** Opening Records provided block **

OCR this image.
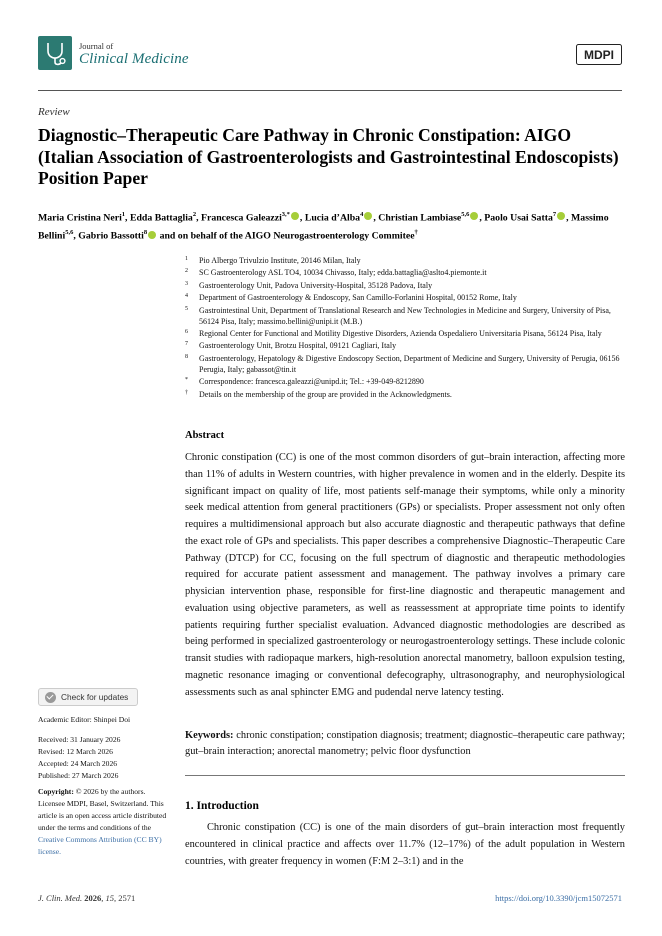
Journal of
Clinical Medicine	MDPI
Review
Diagnostic–Therapeutic Care Pathway in Chronic Constipation: AIGO (Italian Association of Gastroenterologists and Gastrointestinal Endoscopists) Position Paper
Maria Cristina Neri$^1$, Edda Battaglia$^2$, Francesca Galeazzi$^{3,*}$ , Lucia d’Alba$^4$ , Christian Lambiase$^{5,6}$ , Paolo Usai Satta$^7$ , Massimo Bellini$^{5,6}$, Gabrio Bassotti$^8$ and on behalf of the AIGO Neurogastroenterology Commitee†
1	Pio Albergo Trivulzio Institute, 20146 Milan, Italy
2	SC Gastroenterology ASL TO4, 10034 Chivasso, Italy; edda.battaglia@aslto4.piemonte.it
3	Gastroenterology Unit, Padova University-Hospital, 35128 Padova, Italy
4	Department of Gastroenterology & Endoscopy, San Camillo-Forlanini Hospital, 00152 Rome, Italy
5	Gastrointestinal Unit, Department of Translational Research and New Technologies in Medicine and Surgery, University of Pisa, 56124 Pisa, Italy; massimo.bellini@unipi.it (M.B.)
6	Regional Center for Functional and Motility Digestive Disorders, Azienda Ospedaliero Universitaria Pisana, 56124 Pisa, Italy
7	Gastroenterology Unit, Brotzu Hospital, 09121 Cagliari, Italy
8	Gastroenterology, Hepatology & Digestive Endoscopy Section, Department of Medicine and Surgery, University of Perugia, 06156 Perugia, Italy; gabassot@tin.it
*	Correspondence: francesca.galeazzi@unipd.it; Tel.: +39-049-8212890
†	Details on the membership of the group are provided in the Acknowledgments.
Abstract
Chronic constipation (CC) is one of the most common disorders of gut–brain interaction, affecting more than 11% of adults in Western countries, with higher prevalence in women and in the elderly. Despite its significant impact on quality of life, most patients self-manage their symptoms, while only a minority seek medical attention from general practitioners (GPs) or specialists. Proper assessment not only often requires a multidimensional approach but also accurate diagnostic and therapeutic pathways that define the exact role of GPs and specialists. This paper describes a comprehensive Diagnostic–Therapeutic Care Pathway (DTCP) for CC, focusing on the full spectrum of diagnostic and therapeutic methodologies required for accurate patient assessment and management. The pathway involves a primary care physician intervention phase, responsible for first-line diagnostic and therapeutic management and evaluation using objective parameters, as well as reassessment at appropriate time points to identify patients requiring further specialist evaluation. Advanced diagnostic methodologies are described as being performed in specialized gastroenterology or neurogastroenterology settings. These include colonic transit studies with radiopaque markers, high-resolution anorectal manometry, balloon expulsion testing, magnetic resonance imaging or conventional defecography, ultrasonography, and neurophysiological assessments such as anal sphincter EMG and pudendal nerve latency testing.
Keywords: chronic constipation; constipation diagnosis; treatment; diagnostic–therapeutic care pathway; gut–brain interaction; anorectal manometry; pelvic floor dysfunction
1. Introduction
Chronic constipation (CC) is one of the main disorders of gut–brain interaction most frequently encountered in clinical practice and affects over 11.7% (12–17%) of the adult population in Western countries, with greater frequency in women (F:M 2–3:1) and in the
Check for updates
Academic Editor: Shinpei Doi
Received: 31 January 2026
Revised: 12 March 2026
Accepted: 24 March 2026
Published: 27 March 2026
Copyright: © 2026 by the authors. Licensee MDPI, Basel, Switzerland. This article is an open access article distributed under the terms and conditions of the Creative Commons Attribution (CC BY) license.
J. Clin. Med. 2026, 15, 2571	https://doi.org/10.3390/jcm15072571
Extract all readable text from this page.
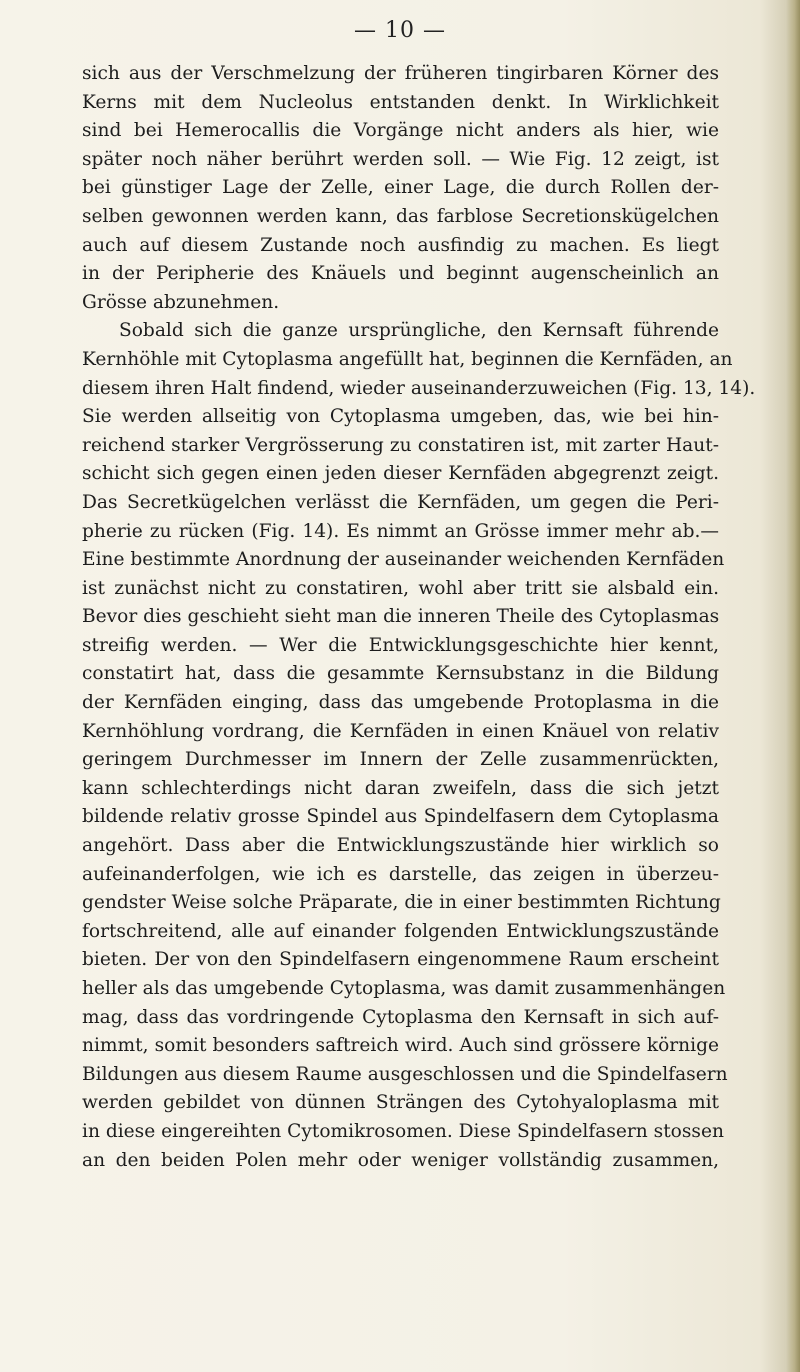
— 10 —
sich aus der Verschmelzung der früheren tingirbaren Körner des
Kerns mit dem Nucleolus entstanden denkt. In Wirklichkeit
sind bei Hemerocallis die Vorgänge nicht anders als hier, wie
später noch näher berührt werden soll. — Wie Fig. 12 zeigt, ist
bei günstiger Lage der Zelle, einer Lage, die durch Rollen der-
selben gewonnen werden kann, das farblose Secretionskügelchen
auch auf diesem Zustande noch ausfindig zu machen. Es liegt
in der Peripherie des Knäuels und beginnt augenscheinlich an
Grösse abzunehmen.
Sobald sich die ganze ursprüngliche, den Kernsaft führende
Kernhöhle mit Cytoplasma angefüllt hat, beginnen die Kernfäden, an
diesem ihren Halt findend, wieder auseinanderzuweichen (Fig. 13, 14).
Sie werden allseitig von Cytoplasma umgeben, das, wie bei hin-
reichend starker Vergrösserung zu constatiren ist, mit zarter Haut-
schicht sich gegen einen jeden dieser Kernfäden abgegrenzt zeigt.
Das Secretkügelchen verlässt die Kernfäden, um gegen die Peri-
pherie zu rücken (Fig. 14). Es nimmt an Grösse immer mehr ab.—
Eine bestimmte Anordnung der auseinander weichenden Kernfäden
ist zunächst nicht zu constatiren, wohl aber tritt sie alsbald ein.
Bevor dies geschieht sieht man die inneren Theile des Cytoplasmas
streifig werden. — Wer die Entwicklungsgeschichte hier kennt,
constatirt hat, dass die gesammte Kernsubstanz in die Bildung
der Kernfäden einging, dass das umgebende Protoplasma in die
Kernhöhlung vordrang, die Kernfäden in einen Knäuel von relativ
geringem Durchmesser im Innern der Zelle zusammenrückten,
kann schlechterdings nicht daran zweifeln, dass die sich jetzt
bildende relativ grosse Spindel aus Spindelfasern dem Cytoplasma
angehört. Dass aber die Entwicklungszustände hier wirklich so
aufeinanderfolgen, wie ich es darstelle, das zeigen in überzeu-
gendster Weise solche Präparate, die in einer bestimmten Richtung
fortschreitend, alle auf einander folgenden Entwicklungszustände
bieten. Der von den Spindelfasern eingenommene Raum erscheint
heller als das umgebende Cytoplasma, was damit zusammenhängen
mag, dass das vordringende Cytoplasma den Kernsaft in sich auf-
nimmt, somit besonders saftreich wird. Auch sind grössere körnige
Bildungen aus diesem Raume ausgeschlossen und die Spindelfasern
werden gebildet von dünnen Strängen des Cytohyaloplasma mit
in diese eingereihten Cytomikrosomen. Diese Spindelfasern stossen
an den beiden Polen mehr oder weniger vollständig zusammen,
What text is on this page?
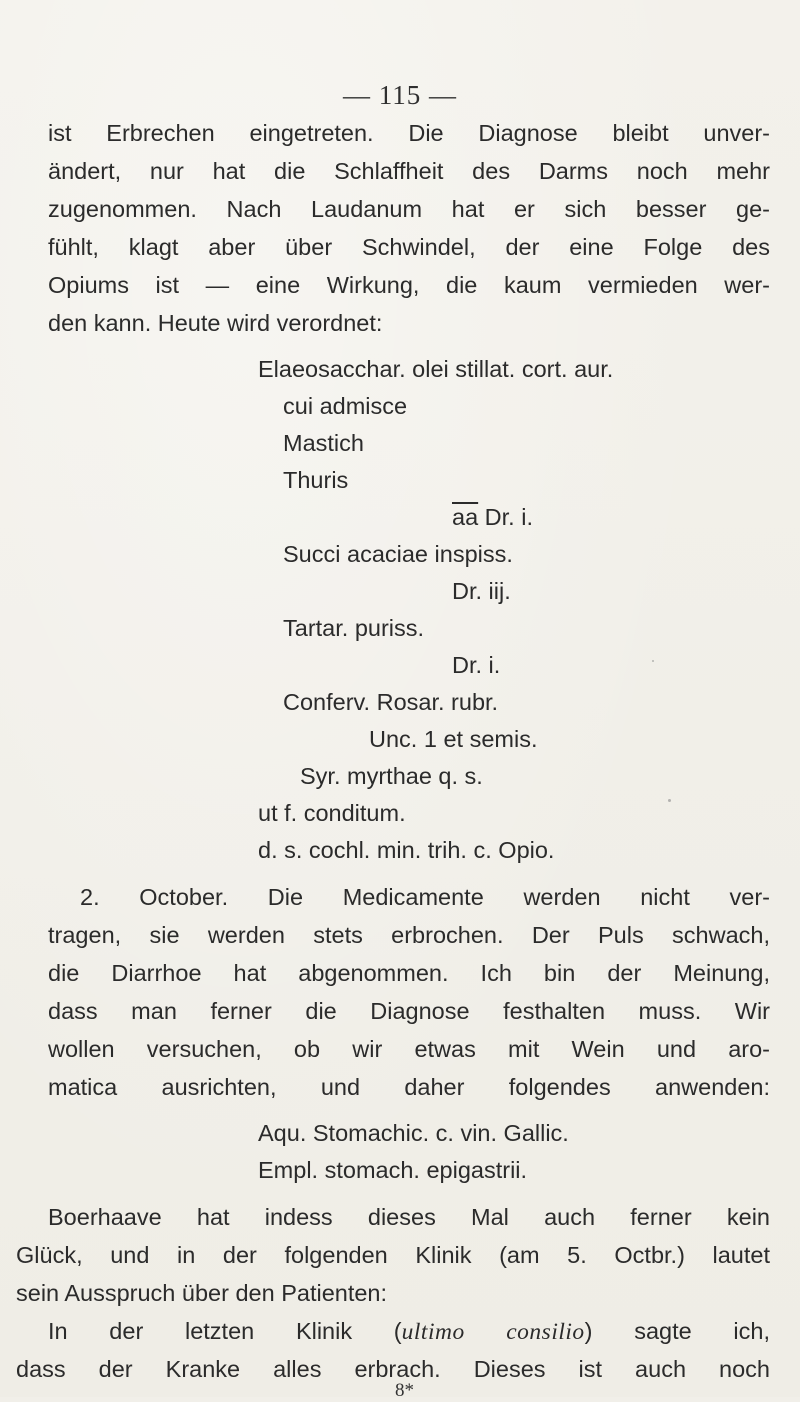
— 115 —
ist Erbrechen eingetreten. Die Diagnose bleibt unver-
ändert, nur hat die Schlaffheit des Darms noch mehr
zugenommen. Nach Laudanum hat er sich besser ge-
fühlt, klagt aber über Schwindel, der eine Folge des
Opiums ist — eine Wirkung, die kaum vermieden wer-
den kann. Heute wird verordnet:
Elaeosacchar. olei stillat. cort. aur.
cui admisce
Mastich
Thuris
$\overline{aa}$ Dr. i.
Succi acaciae inspiss.
Dr. iij.
Tartar. puriss.
Dr. i.
Conferv. Rosar. rubr.
Unc. 1 et semis.
Syr. myrthae q. s.
ut f. conditum.
d. s. cochl. min. trih. c. Opio.
2. October. Die Medicamente werden nicht ver-
tragen, sie werden stets erbrochen. Der Puls schwach,
die Diarrhoe hat abgenommen. Ich bin der Meinung,
dass man ferner die Diagnose festhalten muss. Wir
wollen versuchen, ob wir etwas mit Wein und aro-
matica ausrichten, und daher folgendes anwenden:
Aqu. Stomachic. c. vin. Gallic.
Empl. stomach. epigastrii.
Boerhaave hat indess dieses Mal auch ferner kein
Glück, und in der folgenden Klinik (am 5. Octbr.) lautet
sein Ausspruch über den Patienten:
In der letzten Klinik (ultimo consilio) sagte ich,
dass der Kranke alles erbrach. Dieses ist auch noch
8*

** Closing Records provided block **

→ What is required
Check every line of the data above for the string "Kernfäden", and copy those that have it.

→ Completed task
Kernhöhle mit Cytoplasma angefüllt hat, beginnen die Kernfäden, an
schicht sich gegen einen jeden dieser Kernfäden abgegrenzt zeigt.
Das Secretkügelchen verlässt die Kernfäden, um gegen die Peri-
Eine bestimmte Anordnung der auseinander weichenden Kernfäden
der Kernfäden einging, dass das umgebende Protoplasma in die
Kernhöhlung vordrang, die Kernfäden in einen Knäuel von relativ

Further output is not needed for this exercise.